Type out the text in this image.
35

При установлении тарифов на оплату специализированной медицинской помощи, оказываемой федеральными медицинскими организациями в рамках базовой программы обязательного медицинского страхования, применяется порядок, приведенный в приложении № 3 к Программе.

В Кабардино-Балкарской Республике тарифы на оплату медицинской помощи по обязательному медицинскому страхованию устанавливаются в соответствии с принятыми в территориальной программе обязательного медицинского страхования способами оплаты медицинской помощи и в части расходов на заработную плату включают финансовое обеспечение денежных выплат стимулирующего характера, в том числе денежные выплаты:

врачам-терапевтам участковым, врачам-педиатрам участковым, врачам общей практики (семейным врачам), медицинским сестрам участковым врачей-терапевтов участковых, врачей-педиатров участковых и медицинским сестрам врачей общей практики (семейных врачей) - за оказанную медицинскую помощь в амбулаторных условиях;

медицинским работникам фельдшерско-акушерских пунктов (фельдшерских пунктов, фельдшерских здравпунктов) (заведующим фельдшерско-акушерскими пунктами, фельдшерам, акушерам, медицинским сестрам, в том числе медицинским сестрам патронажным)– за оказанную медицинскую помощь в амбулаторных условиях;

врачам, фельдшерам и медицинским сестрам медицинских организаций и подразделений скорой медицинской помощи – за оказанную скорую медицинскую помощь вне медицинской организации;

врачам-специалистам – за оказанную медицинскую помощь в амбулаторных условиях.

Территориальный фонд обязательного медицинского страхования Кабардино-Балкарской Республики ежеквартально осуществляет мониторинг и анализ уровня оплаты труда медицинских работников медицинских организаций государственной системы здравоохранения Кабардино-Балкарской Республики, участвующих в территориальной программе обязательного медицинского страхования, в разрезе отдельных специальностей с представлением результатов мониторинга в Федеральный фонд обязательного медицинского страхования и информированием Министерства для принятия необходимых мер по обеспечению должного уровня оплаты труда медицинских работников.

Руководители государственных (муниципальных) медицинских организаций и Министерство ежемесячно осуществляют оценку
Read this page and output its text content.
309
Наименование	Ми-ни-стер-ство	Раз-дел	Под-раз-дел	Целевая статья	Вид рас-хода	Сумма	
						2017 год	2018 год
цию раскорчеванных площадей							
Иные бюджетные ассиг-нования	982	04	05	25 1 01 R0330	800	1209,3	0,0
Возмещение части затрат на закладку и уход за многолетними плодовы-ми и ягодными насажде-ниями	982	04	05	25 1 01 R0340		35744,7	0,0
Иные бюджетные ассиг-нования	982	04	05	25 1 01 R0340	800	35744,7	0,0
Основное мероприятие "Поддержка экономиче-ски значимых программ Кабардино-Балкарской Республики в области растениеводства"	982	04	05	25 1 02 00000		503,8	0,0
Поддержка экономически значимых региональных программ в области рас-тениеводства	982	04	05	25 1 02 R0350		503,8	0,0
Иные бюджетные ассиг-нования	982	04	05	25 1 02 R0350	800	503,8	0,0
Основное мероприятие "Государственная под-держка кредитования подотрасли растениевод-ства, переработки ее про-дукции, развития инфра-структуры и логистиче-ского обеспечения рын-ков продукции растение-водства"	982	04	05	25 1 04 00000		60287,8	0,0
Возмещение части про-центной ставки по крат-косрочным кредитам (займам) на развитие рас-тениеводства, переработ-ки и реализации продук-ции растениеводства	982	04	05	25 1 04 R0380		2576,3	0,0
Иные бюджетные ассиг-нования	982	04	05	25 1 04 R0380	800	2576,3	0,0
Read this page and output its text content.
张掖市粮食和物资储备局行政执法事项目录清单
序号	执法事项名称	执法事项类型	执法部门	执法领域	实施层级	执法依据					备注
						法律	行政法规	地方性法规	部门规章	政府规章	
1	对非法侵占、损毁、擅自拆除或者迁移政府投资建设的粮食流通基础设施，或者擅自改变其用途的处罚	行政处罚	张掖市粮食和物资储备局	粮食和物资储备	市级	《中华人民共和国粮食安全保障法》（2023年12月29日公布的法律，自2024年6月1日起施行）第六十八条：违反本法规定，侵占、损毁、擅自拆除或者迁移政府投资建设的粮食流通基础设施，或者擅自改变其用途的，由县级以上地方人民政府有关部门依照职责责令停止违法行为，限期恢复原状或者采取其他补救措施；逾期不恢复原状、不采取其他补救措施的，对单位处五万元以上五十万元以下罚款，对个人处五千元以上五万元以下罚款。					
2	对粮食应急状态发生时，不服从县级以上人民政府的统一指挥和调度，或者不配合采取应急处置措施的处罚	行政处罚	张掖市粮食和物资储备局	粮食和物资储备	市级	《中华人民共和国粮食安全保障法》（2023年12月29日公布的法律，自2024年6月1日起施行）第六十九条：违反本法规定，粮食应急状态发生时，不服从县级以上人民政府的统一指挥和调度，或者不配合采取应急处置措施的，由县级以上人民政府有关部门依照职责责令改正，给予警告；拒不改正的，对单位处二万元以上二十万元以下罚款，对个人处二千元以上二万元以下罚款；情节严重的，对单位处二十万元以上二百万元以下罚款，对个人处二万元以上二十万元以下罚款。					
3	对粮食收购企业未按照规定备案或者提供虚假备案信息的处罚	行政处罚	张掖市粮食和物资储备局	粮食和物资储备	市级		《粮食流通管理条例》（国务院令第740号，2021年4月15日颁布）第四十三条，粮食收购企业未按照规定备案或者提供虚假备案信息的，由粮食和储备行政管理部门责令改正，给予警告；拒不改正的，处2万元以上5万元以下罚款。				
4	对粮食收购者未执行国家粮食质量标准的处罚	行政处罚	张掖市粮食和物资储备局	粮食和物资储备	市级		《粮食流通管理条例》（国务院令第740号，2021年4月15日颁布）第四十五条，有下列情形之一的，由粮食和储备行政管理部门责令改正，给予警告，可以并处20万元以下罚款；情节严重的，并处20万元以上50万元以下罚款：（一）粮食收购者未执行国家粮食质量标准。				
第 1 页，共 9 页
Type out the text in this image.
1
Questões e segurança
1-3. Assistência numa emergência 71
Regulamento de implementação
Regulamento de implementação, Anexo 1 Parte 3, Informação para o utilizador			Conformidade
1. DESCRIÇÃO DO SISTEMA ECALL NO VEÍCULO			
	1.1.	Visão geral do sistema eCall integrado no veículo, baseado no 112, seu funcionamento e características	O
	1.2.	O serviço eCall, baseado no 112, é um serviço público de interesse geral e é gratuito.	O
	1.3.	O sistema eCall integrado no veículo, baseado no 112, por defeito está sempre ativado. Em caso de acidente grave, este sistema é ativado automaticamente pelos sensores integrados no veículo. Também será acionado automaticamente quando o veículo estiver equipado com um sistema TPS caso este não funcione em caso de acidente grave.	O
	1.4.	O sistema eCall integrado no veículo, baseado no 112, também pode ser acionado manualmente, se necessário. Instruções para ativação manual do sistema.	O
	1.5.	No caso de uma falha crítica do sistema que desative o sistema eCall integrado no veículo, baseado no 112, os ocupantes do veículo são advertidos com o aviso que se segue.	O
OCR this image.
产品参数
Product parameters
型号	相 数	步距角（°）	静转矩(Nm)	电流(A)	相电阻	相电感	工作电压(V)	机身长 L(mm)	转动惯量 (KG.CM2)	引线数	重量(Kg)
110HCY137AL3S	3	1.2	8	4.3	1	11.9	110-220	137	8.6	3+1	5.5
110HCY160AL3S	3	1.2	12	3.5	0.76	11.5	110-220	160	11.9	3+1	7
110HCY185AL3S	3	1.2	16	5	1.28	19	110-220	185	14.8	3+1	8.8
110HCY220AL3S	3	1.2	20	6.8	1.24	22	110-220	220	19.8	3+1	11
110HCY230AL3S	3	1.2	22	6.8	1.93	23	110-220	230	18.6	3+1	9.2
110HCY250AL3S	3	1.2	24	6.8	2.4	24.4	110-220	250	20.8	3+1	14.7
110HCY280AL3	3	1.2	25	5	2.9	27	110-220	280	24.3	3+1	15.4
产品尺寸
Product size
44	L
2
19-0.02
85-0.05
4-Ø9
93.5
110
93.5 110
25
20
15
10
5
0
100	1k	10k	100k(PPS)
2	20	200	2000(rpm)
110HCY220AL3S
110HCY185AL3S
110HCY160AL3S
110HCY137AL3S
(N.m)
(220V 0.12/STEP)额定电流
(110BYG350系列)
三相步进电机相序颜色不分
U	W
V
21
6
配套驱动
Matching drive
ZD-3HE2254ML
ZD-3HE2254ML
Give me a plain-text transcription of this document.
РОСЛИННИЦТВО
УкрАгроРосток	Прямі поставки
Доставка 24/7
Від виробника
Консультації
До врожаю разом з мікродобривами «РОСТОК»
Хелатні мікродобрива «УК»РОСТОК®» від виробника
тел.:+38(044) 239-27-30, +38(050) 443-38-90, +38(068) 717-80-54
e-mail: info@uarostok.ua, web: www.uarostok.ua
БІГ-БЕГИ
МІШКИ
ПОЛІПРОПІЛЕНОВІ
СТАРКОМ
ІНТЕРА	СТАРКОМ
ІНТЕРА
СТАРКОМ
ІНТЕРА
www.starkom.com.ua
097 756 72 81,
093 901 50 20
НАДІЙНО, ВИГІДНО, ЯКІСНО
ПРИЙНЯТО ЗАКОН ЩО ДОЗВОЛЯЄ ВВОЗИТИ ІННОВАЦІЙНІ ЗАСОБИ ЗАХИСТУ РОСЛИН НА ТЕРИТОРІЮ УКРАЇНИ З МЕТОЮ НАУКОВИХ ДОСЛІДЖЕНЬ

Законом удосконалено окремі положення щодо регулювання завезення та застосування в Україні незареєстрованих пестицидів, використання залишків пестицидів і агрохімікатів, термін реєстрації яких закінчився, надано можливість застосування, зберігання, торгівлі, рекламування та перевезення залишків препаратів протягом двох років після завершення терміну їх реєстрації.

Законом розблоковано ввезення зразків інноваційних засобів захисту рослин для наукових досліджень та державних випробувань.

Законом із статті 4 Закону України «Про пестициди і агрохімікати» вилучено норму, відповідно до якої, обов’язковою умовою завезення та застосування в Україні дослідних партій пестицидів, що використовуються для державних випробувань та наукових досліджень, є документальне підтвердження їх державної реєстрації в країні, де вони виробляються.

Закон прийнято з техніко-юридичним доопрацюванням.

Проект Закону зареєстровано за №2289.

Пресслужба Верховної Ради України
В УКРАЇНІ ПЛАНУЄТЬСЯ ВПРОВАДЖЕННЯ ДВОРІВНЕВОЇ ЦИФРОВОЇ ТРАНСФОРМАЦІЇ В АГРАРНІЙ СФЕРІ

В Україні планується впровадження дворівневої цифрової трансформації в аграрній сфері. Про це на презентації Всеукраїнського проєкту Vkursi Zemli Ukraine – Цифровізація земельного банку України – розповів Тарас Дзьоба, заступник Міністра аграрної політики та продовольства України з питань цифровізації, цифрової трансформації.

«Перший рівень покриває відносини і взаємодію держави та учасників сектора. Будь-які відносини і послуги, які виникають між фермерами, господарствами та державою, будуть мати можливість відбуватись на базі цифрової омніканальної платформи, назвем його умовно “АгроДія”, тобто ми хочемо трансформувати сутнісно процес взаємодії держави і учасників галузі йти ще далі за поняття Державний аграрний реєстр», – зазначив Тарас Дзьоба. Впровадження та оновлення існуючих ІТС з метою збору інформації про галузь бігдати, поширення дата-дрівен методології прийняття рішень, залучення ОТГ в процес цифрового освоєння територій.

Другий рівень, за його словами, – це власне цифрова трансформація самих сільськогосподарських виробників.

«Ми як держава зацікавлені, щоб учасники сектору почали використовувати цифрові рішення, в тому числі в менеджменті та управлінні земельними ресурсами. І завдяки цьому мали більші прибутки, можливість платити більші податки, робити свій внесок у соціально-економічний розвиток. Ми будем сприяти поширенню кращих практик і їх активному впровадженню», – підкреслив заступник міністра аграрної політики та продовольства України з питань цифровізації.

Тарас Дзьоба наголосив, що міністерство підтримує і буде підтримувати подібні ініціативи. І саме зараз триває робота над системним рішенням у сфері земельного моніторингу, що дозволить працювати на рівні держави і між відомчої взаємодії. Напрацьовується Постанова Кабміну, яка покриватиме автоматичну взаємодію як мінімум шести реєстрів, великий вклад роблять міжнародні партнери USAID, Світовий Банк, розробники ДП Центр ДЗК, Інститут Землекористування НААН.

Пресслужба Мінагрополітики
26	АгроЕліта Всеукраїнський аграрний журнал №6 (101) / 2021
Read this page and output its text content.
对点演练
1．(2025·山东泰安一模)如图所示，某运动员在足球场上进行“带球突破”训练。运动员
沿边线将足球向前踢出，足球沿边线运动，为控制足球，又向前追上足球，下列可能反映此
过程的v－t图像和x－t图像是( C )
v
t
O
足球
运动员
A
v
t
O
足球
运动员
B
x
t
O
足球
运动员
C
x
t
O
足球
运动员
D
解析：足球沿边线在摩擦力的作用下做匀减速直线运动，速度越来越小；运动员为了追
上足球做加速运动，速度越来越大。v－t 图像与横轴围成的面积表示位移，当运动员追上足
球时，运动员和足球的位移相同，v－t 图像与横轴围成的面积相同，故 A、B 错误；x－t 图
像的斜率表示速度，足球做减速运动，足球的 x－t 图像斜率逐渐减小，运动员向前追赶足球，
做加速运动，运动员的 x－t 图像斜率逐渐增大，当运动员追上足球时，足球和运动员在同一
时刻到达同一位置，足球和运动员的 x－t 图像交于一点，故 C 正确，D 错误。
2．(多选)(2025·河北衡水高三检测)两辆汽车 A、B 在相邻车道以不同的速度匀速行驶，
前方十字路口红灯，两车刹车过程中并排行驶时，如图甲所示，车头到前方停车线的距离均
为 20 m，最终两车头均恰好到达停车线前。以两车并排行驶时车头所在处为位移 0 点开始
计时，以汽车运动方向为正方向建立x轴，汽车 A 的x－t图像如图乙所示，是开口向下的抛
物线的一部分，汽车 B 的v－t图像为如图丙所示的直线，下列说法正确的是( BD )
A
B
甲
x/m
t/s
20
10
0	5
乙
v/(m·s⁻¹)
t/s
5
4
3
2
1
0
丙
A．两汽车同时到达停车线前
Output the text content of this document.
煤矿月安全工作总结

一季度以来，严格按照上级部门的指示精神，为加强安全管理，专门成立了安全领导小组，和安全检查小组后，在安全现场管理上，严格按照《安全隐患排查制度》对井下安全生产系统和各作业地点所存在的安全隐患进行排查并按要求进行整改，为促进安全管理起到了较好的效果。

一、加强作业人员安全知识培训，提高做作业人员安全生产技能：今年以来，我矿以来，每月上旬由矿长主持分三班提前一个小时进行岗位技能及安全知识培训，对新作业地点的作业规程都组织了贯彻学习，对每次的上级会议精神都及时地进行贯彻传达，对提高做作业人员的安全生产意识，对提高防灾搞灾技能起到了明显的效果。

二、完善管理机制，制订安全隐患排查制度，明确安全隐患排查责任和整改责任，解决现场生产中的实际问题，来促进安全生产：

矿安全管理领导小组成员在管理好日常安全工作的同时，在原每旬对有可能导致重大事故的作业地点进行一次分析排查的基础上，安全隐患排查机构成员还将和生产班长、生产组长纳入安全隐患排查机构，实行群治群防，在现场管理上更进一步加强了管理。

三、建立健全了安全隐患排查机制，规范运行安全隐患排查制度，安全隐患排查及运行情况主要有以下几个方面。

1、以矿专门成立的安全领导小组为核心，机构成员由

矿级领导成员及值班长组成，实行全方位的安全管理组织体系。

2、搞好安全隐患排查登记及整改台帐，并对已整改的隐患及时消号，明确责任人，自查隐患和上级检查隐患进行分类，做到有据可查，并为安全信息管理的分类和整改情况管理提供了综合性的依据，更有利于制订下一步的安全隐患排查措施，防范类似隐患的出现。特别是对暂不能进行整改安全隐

━━━━━━━━━━━━━━━━━━━━

== Your objective ==
Count every line above that holds the string "粮食流通管理条例" and give the total, nothing more.

== Written reply ==
2